> [EXERCISE REQUIREMENTS]:
Reproduce the listing that follows with no differences at all.

> [EXERCISE DATA]:

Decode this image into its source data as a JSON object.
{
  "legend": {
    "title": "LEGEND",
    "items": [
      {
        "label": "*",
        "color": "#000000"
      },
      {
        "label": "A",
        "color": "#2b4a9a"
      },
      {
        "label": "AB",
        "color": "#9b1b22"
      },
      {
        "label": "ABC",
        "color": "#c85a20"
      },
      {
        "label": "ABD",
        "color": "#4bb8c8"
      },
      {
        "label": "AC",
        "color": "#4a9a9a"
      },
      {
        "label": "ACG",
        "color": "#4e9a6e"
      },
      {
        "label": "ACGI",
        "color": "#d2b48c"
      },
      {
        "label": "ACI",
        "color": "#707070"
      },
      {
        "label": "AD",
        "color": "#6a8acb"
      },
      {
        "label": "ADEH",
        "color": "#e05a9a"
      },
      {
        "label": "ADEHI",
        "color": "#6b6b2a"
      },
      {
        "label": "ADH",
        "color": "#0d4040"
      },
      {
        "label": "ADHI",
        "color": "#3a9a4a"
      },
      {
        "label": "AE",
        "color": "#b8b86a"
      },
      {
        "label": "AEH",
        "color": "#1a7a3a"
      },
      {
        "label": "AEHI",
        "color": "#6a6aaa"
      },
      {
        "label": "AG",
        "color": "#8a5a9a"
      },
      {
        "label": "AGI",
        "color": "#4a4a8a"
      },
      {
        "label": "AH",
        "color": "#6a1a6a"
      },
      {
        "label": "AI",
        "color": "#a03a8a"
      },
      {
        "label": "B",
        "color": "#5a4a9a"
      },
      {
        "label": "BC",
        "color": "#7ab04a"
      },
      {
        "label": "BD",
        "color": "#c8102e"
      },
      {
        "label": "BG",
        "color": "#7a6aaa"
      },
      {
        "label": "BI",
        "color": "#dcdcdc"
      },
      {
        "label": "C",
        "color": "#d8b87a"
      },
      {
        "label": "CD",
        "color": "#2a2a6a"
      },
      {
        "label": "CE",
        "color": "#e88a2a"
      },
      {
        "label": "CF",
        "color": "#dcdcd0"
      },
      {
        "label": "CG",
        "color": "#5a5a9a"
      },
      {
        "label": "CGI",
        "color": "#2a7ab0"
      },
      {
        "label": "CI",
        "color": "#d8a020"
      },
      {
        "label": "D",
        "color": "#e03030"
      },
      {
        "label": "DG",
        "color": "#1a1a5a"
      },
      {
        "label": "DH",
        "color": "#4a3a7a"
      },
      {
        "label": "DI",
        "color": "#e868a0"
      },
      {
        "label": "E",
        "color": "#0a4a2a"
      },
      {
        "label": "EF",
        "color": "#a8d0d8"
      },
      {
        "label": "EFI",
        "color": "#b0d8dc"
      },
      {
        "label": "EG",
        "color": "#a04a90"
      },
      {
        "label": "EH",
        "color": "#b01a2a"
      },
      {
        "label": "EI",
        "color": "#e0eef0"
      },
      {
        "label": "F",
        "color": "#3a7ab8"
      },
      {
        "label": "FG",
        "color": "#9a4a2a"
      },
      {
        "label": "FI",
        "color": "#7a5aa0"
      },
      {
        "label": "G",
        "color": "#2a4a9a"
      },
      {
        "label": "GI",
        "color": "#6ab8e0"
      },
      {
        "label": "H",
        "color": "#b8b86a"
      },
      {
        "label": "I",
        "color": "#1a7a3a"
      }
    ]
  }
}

> [RESPONSE TO THE TASK]:
Decode this image into its source data as a JSON object.
{
  "legend": {
    "title": "LEGEND",
    "items": [
      {
        "label": "*",
        "color": "#000000"
      },
      {
        "label": "A",
        "color": "#2b4a9a"
      },
      {
        "label": "AB",
        "color": "#9b1b22"
      },
      {
        "label": "ABC",
        "color": "#c85a20"
      },
      {
        "label": "ABD",
        "color": "#4bb8c8"
      },
      {
        "label": "AC",
        "color": "#4a9a9a"
      },
      {
        "label": "ACG",
        "color": "#4e9a6e"
      },
      {
        "label": "ACGI",
        "color": "#d2b48c"
      },
      {
        "label": "ACI",
        "color": "#707070"
      },
      {
        "label": "AD",
        "color": "#6a8acb"
      },
      {
        "label": "ADEH",
        "color": "#e05a9a"
      },
      {
        "label": "ADEHI",
        "color": "#6b6b2a"
      },
      {
        "label": "ADH",
        "color": "#0d4040"
      },
      {
        "label": "ADHI",
        "color": "#3a9a4a"
      },
      {
        "label": "AE",
        "color": "#b8b86a"
      },
      {
        "label": "AEH",
        "color": "#1a7a3a"
      },
      {
        "label": "AEHI",
        "color": "#6a6aaa"
      },
      {
        "label": "AG",
        "color": "#8a5a9a"
      },
      {
        "label": "AGI",
        "color": "#4a4a8a"
      },
      {
        "label": "AH",
        "color": "#6a1a6a"
      },
      {
        "label": "AI",
        "color": "#a03a8a"
      },
      {
        "label": "B",
        "color": "#5a4a9a"
      },
      {
        "label": "BC",
        "color": "#7ab04a"
      },
      {
        "label": "BD",
        "color": "#c8102e"
      },
      {
        "label": "BG",
        "color": "#7a6aaa"
      },
      {
        "label": "BI",
        "color": "#dcdcdc"
      },
      {
        "label": "C",
        "color": "#d8b87a"
      },
      {
        "label": "CD",
        "color": "#2a2a6a"
      },
      {
        "label": "CE",
        "color": "#e88a2a"
      },
      {
        "label": "CF",
        "color": "#dcdcd0"
      },
      {
        "label": "CG",
        "color": "#5a5a9a"
      },
      {
        "label": "CGI",
        "color": "#2a7ab0"
      },
      {
        "label": "CI",
        "color": "#d8a020"
      },
      {
        "label": "D",
        "color": "#e03030"
      },
      {
        "label": "DG",
        "color": "#1a1a5a"
      },
      {
        "label": "DH",
        "color": "#4a3a7a"
      },
      {
        "label": "DI",
        "color": "#e868a0"
      },
      {
        "label": "E",
        "color": "#0a4a2a"
      },
      {
        "label": "EF",
        "color": "#a8d0d8"
      },
      {
        "label": "EFI",
        "color": "#b0d8dc"
      },
      {
        "label": "EG",
        "color": "#a04a90"
      },
      {
        "label": "EH",
        "color": "#b01a2a"
      },
      {
        "label": "EI",
        "color": "#e0eef0"
      },
      {
        "label": "F",
        "color": "#3a7ab8"
      },
      {
        "label": "FG",
        "color": "#9a4a2a"
      },
      {
        "label": "FI",
        "color": "#7a5aa0"
      },
      {
        "label": "G",
        "color": "#2a4a9a"
      },
      {
        "label": "GI",
        "color": "#6ab8e0"
      },
      {
        "label": "H",
        "color": "#b8b86a"
      },
      {
        "label": "I",
        "color": "#1a7a3a"
      }
    ]
  }
}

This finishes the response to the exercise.